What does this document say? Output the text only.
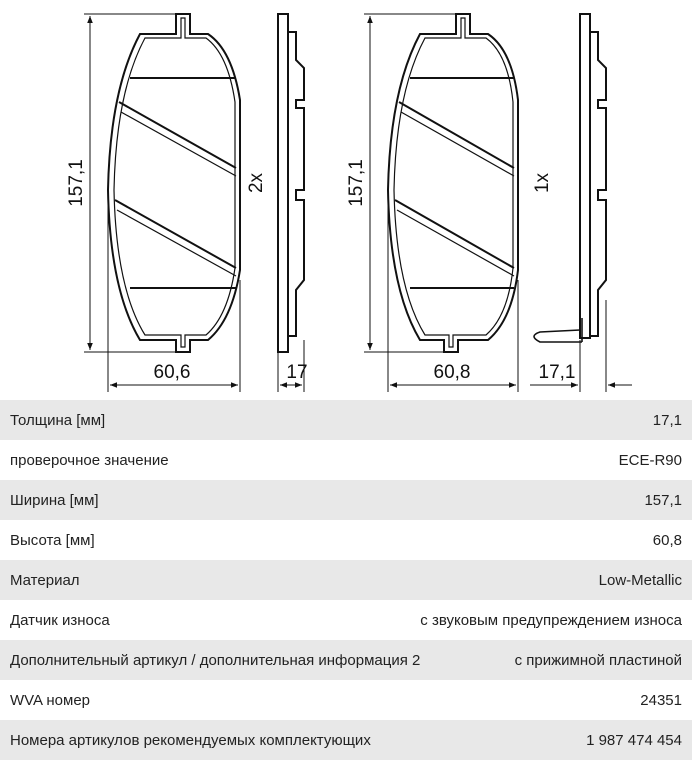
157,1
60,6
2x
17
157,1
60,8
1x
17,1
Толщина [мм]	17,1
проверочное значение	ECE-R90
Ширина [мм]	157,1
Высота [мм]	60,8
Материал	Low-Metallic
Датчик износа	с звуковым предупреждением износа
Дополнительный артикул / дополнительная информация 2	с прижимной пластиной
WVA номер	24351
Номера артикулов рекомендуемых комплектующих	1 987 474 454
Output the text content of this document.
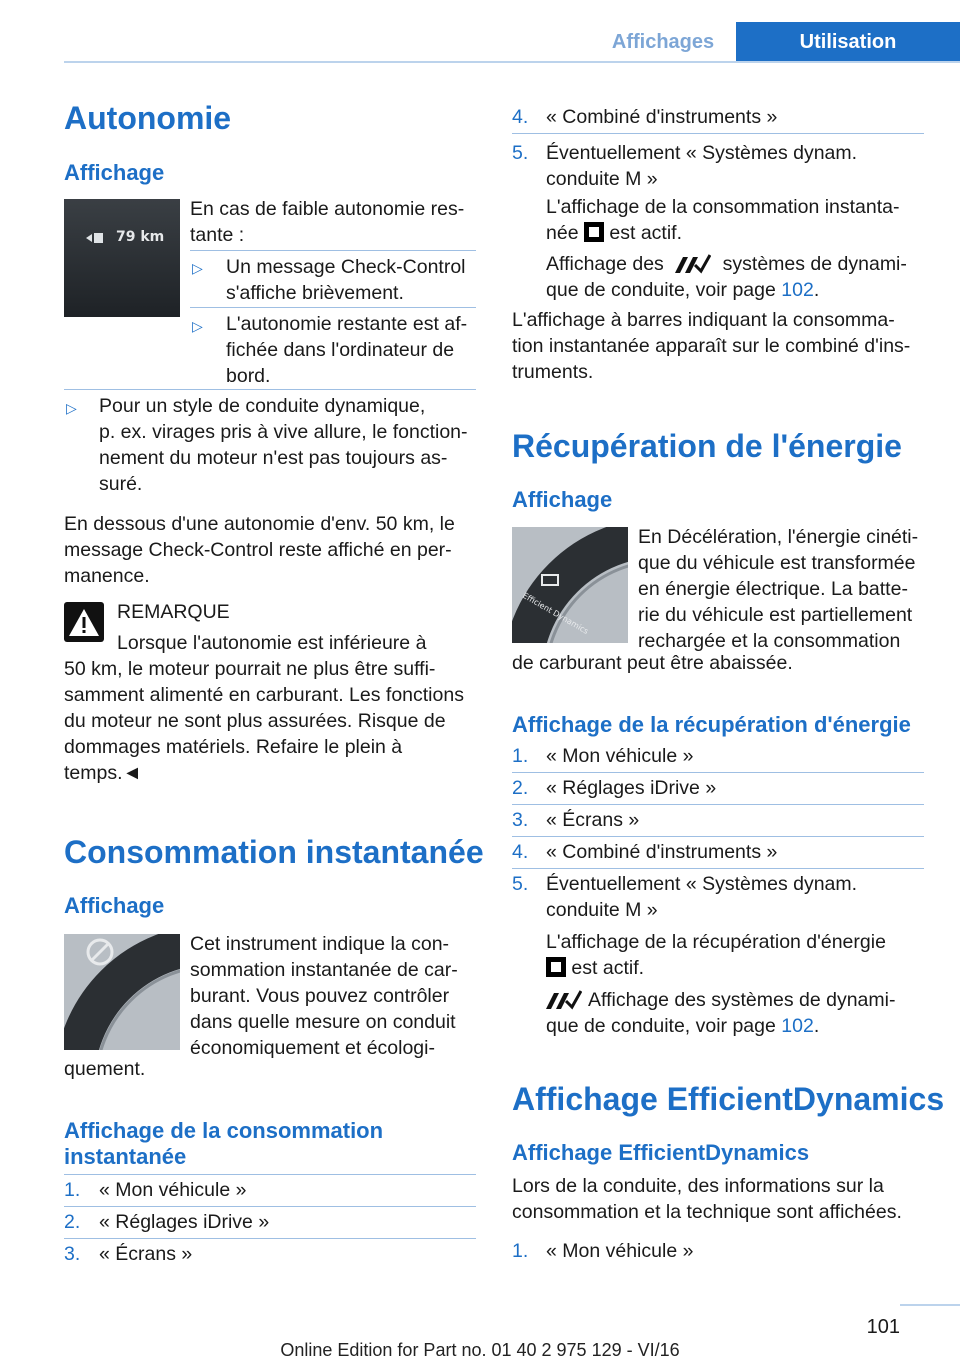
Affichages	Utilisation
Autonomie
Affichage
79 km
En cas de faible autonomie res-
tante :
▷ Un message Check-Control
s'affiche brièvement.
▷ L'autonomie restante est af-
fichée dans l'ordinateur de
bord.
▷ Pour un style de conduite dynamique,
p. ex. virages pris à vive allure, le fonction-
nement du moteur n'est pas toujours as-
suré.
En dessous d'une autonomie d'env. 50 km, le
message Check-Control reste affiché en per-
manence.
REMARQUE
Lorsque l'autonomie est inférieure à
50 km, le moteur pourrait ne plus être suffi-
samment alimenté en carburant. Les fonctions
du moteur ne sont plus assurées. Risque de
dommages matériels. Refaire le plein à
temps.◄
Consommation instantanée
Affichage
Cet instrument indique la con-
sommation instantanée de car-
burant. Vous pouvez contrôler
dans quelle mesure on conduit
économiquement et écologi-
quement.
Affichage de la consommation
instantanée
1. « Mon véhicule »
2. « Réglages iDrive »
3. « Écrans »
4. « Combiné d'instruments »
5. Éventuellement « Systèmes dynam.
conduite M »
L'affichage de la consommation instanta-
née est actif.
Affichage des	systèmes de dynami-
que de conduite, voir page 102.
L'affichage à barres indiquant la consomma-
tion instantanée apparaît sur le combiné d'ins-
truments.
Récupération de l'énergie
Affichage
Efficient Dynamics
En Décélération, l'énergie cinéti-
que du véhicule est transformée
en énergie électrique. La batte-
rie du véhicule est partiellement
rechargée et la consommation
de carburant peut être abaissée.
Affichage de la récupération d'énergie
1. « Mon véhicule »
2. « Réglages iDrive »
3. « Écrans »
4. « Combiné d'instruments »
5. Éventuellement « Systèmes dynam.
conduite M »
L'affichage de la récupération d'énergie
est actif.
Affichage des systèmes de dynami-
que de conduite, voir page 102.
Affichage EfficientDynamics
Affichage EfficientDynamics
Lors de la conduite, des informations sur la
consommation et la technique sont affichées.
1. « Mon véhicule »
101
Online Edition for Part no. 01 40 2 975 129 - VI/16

**What to produce:**
Pictures in the records above should not be copied. Repeat everything else exactly.

**Task output:**
What does this document say? Output the text only.
157,1
60,6
2x
17
157,1
60,8
1x
17,1
Толщина [мм]	17,1
проверочное значение	ECE-R90
Ширина [мм]	157,1
Высота [мм]	60,8
Материал	Low-Metallic
Датчик износа	с звуковым предупреждением износа
Дополнительный артикул / дополнительная информация 2	с прижимной пластиной
WVA номер	24351
Номера артикулов рекомендуемых комплектующих	1 987 474 454
Output the text content of this document.
Affichages	Utilisation
Autonomie
Affichage
79 km
En cas de faible autonomie res-
tante :
▷ Un message Check-Control
s'affiche brièvement.
▷ L'autonomie restante est af-
fichée dans l'ordinateur de
bord.
▷ Pour un style de conduite dynamique,
p. ex. virages pris à vive allure, le fonction-
nement du moteur n'est pas toujours as-
suré.
En dessous d'une autonomie d'env. 50 km, le
message Check-Control reste affiché en per-
manence.
REMARQUE
Lorsque l'autonomie est inférieure à
50 km, le moteur pourrait ne plus être suffi-
samment alimenté en carburant. Les fonctions
du moteur ne sont plus assurées. Risque de
dommages matériels. Refaire le plein à
temps.◄
Consommation instantanée
Affichage
Cet instrument indique la con-
sommation instantanée de car-
burant. Vous pouvez contrôler
dans quelle mesure on conduit
économiquement et écologi-
quement.
Affichage de la consommation
instantanée
1. « Mon véhicule »
2. « Réglages iDrive »
3. « Écrans »
4. « Combiné d'instruments »
5. Éventuellement « Systèmes dynam.
conduite M »
L'affichage de la consommation instanta-
née est actif.
Affichage des	systèmes de dynami-
que de conduite, voir page 102.
L'affichage à barres indiquant la consomma-
tion instantanée apparaît sur le combiné d'ins-
truments.
Récupération de l'énergie
Affichage
Efficient Dynamics
En Décélération, l'énergie cinéti-
que du véhicule est transformée
en énergie électrique. La batte-
rie du véhicule est partiellement
rechargée et la consommation
de carburant peut être abaissée.
Affichage de la récupération d'énergie
1. « Mon véhicule »
2. « Réglages iDrive »
3. « Écrans »
4. « Combiné d'instruments »
5. Éventuellement « Systèmes dynam.
conduite M »
L'affichage de la récupération d'énergie
est actif.
Affichage des systèmes de dynami-
que de conduite, voir page 102.
Affichage EfficientDynamics
Affichage EfficientDynamics
Lors de la conduite, des informations sur la
consommation et la technique sont affichées.
1. « Mon véhicule »
101
Online Edition for Part no. 01 40 2 975 129 - VI/16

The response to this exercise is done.